↓↓↓
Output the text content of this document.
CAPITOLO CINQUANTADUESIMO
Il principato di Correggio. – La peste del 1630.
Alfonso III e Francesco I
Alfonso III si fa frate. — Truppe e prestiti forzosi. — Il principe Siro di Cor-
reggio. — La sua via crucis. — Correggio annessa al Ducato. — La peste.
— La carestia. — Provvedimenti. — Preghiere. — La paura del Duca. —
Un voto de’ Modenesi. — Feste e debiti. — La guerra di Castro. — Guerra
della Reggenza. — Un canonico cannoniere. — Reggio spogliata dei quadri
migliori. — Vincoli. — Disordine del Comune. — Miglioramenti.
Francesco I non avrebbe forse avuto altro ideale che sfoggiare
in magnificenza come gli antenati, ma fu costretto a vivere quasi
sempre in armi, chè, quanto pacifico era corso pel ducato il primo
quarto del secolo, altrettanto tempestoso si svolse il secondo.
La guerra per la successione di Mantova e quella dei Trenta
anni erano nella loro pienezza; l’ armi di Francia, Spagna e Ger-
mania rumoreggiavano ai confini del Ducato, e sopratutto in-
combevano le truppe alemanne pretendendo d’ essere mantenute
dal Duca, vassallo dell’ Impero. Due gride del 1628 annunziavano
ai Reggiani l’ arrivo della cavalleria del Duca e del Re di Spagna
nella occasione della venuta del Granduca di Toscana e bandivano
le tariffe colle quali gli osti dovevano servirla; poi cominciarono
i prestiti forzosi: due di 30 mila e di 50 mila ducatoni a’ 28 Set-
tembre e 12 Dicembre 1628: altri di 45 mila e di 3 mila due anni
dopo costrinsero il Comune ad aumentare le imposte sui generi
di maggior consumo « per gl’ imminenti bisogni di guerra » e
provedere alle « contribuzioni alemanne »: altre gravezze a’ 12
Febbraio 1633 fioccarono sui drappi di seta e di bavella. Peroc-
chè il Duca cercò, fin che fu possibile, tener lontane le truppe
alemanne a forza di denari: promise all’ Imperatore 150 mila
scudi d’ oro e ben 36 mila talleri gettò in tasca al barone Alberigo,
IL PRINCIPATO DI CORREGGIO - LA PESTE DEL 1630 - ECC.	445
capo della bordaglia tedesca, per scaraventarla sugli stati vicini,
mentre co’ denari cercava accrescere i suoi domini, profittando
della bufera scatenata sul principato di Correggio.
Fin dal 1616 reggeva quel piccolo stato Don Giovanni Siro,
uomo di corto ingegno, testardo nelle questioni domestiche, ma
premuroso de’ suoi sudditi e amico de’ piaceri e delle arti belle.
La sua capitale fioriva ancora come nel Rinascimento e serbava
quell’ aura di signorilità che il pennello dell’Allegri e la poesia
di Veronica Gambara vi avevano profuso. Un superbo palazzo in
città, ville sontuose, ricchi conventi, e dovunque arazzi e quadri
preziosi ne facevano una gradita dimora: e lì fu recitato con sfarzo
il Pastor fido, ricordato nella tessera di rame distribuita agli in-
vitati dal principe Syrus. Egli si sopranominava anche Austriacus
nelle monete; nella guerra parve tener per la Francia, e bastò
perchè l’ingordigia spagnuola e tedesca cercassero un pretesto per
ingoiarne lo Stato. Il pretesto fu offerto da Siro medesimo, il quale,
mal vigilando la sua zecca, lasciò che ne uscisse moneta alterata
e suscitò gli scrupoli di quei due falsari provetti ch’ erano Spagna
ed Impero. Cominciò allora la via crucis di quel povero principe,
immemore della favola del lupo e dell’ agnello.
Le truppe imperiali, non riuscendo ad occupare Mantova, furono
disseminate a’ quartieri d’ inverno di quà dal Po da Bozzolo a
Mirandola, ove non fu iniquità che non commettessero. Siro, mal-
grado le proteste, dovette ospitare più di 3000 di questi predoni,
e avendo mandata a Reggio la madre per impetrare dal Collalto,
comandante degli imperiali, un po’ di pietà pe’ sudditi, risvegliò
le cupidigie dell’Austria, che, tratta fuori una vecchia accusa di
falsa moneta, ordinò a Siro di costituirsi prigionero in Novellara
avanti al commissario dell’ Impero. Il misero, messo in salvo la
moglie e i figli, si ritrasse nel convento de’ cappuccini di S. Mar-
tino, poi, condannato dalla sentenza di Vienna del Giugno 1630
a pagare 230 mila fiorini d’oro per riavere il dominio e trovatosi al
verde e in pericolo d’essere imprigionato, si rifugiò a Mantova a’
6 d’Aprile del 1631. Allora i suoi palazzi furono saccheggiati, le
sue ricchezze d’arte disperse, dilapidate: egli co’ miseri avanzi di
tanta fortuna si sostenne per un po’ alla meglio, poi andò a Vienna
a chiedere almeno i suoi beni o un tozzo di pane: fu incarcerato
↑↑↑
• [SHORT PROBLEM]: Copy every line exactly. Leave nothing out.

• [TASK RESULT]:
Output the text content of this document.
CAPITOLO CINQUANTADUESIMO
Il principato di Correggio. – La peste del 1630.
Alfonso III e Francesco I
Alfonso III si fa frate. — Truppe e prestiti forzosi. — Il principe Siro di Cor-
reggio. — La sua via crucis. — Correggio annessa al Ducato. — La peste.
— La carestia. — Provvedimenti. — Preghiere. — La paura del Duca. —
Un voto de’ Modenesi. — Feste e debiti. — La guerra di Castro. — Guerra
della Reggenza. — Un canonico cannoniere. — Reggio spogliata dei quadri
migliori. — Vincoli. — Disordine del Comune. — Miglioramenti.
Francesco I non avrebbe forse avuto altro ideale che sfoggiare
in magnificenza come gli antenati, ma fu costretto a vivere quasi
sempre in armi, chè, quanto pacifico era corso pel ducato il primo
quarto del secolo, altrettanto tempestoso si svolse il secondo.
La guerra per la successione di Mantova e quella dei Trenta
anni erano nella loro pienezza; l’ armi di Francia, Spagna e Ger-
mania rumoreggiavano ai confini del Ducato, e sopratutto in-
combevano le truppe alemanne pretendendo d’ essere mantenute
dal Duca, vassallo dell’ Impero. Due gride del 1628 annunziavano
ai Reggiani l’ arrivo della cavalleria del Duca e del Re di Spagna
nella occasione della venuta del Granduca di Toscana e bandivano
le tariffe colle quali gli osti dovevano servirla; poi cominciarono
i prestiti forzosi: due di 30 mila e di 50 mila ducatoni a’ 28 Set-
tembre e 12 Dicembre 1628: altri di 45 mila e di 3 mila due anni
dopo costrinsero il Comune ad aumentare le imposte sui generi
di maggior consumo « per gl’ imminenti bisogni di guerra » e
provedere alle « contribuzioni alemanne »: altre gravezze a’ 12
Febbraio 1633 fioccarono sui drappi di seta e di bavella. Peroc-
chè il Duca cercò, fin che fu possibile, tener lontane le truppe
alemanne a forza di denari: promise all’ Imperatore 150 mila
scudi d’ oro e ben 36 mila talleri gettò in tasca al barone Alberigo,
IL PRINCIPATO DI CORREGGIO - LA PESTE DEL 1630 - ECC.	445
capo della bordaglia tedesca, per scaraventarla sugli stati vicini,
mentre co’ denari cercava accrescere i suoi domini, profittando
della bufera scatenata sul principato di Correggio.
Fin dal 1616 reggeva quel piccolo stato Don Giovanni Siro,
uomo di corto ingegno, testardo nelle questioni domestiche, ma
premuroso de’ suoi sudditi e amico de’ piaceri e delle arti belle.
La sua capitale fioriva ancora come nel Rinascimento e serbava
quell’ aura di signorilità che il pennello dell’Allegri e la poesia
di Veronica Gambara vi avevano profuso. Un superbo palazzo in
città, ville sontuose, ricchi conventi, e dovunque arazzi e quadri
preziosi ne facevano una gradita dimora: e lì fu recitato con sfarzo
il Pastor fido, ricordato nella tessera di rame distribuita agli in-
vitati dal principe Syrus. Egli si sopranominava anche Austriacus
nelle monete; nella guerra parve tener per la Francia, e bastò
perchè l’ingordigia spagnuola e tedesca cercassero un pretesto per
ingoiarne lo Stato. Il pretesto fu offerto da Siro medesimo, il quale,
mal vigilando la sua zecca, lasciò che ne uscisse moneta alterata
e suscitò gli scrupoli di quei due falsari provetti ch’ erano Spagna
ed Impero. Cominciò allora la via crucis di quel povero principe,
immemore della favola del lupo e dell’ agnello.
Le truppe imperiali, non riuscendo ad occupare Mantova, furono
disseminate a’ quartieri d’ inverno di quà dal Po da Bozzolo a
Mirandola, ove non fu iniquità che non commettessero. Siro, mal-
grado le proteste, dovette ospitare più di 3000 di questi predoni,
e avendo mandata a Reggio la madre per impetrare dal Collalto,
comandante degli imperiali, un po’ di pietà pe’ sudditi, risvegliò
le cupidigie dell’Austria, che, tratta fuori una vecchia accusa di
falsa moneta, ordinò a Siro di costituirsi prigionero in Novellara
avanti al commissario dell’ Impero. Il misero, messo in salvo la
moglie e i figli, si ritrasse nel convento de’ cappuccini di S. Mar-
tino, poi, condannato dalla sentenza di Vienna del Giugno 1630
a pagare 230 mila fiorini d’oro per riavere il dominio e trovatosi al
verde e in pericolo d’essere imprigionato, si rifugiò a Mantova a’
6 d’Aprile del 1631. Allora i suoi palazzi furono saccheggiati, le
sue ricchezze d’arte disperse, dilapidate: egli co’ miseri avanzi di
tanta fortuna si sostenne per un po’ alla meglio, poi andò a Vienna
a chiedere almeno i suoi beni o un tozzo di pane: fu incarcerato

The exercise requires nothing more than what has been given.